Restate all of the data exactly.

[start]

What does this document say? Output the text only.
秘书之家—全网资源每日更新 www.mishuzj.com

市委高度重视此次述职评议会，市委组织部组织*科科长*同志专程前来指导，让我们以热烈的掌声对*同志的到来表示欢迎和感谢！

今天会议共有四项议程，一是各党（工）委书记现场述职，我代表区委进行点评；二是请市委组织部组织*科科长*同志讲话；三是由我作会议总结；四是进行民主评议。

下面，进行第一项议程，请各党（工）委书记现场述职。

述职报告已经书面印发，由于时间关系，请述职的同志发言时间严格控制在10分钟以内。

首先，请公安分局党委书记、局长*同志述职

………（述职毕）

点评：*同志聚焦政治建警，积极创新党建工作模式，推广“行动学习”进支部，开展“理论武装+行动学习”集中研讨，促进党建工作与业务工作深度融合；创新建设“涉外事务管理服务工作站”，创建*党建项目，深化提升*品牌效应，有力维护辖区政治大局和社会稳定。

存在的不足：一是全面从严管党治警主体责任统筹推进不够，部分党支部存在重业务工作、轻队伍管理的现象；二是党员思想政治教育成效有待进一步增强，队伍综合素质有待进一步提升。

[end]

= Full solution =
What does this document say? Output the text only.
秘书之家—全网资源每日更新 www.mishuzj.com

市委高度重视此次述职评议会，市委组织部组织*科科长*同志专程前来指导，让我们以热烈的掌声对*同志的到来表示欢迎和感谢！

今天会议共有四项议程，一是各党（工）委书记现场述职，我代表区委进行点评；二是请市委组织部组织*科科长*同志讲话；三是由我作会议总结；四是进行民主评议。

下面，进行第一项议程，请各党（工）委书记现场述职。

述职报告已经书面印发，由于时间关系，请述职的同志发言时间严格控制在10分钟以内。

首先，请公安分局党委书记、局长*同志述职

………（述职毕）

点评：*同志聚焦政治建警，积极创新党建工作模式，推广“行动学习”进支部，开展“理论武装+行动学习”集中研讨，促进党建工作与业务工作深度融合；创新建设“涉外事务管理服务工作站”，创建*党建项目，深化提升*品牌效应，有力维护辖区政治大局和社会稳定。

存在的不足：一是全面从严管党治警主体责任统筹推进不够，部分党支部存在重业务工作、轻队伍管理的现象；二是党员思想政治教育成效有待进一步增强，队伍综合素质有待进一步提升。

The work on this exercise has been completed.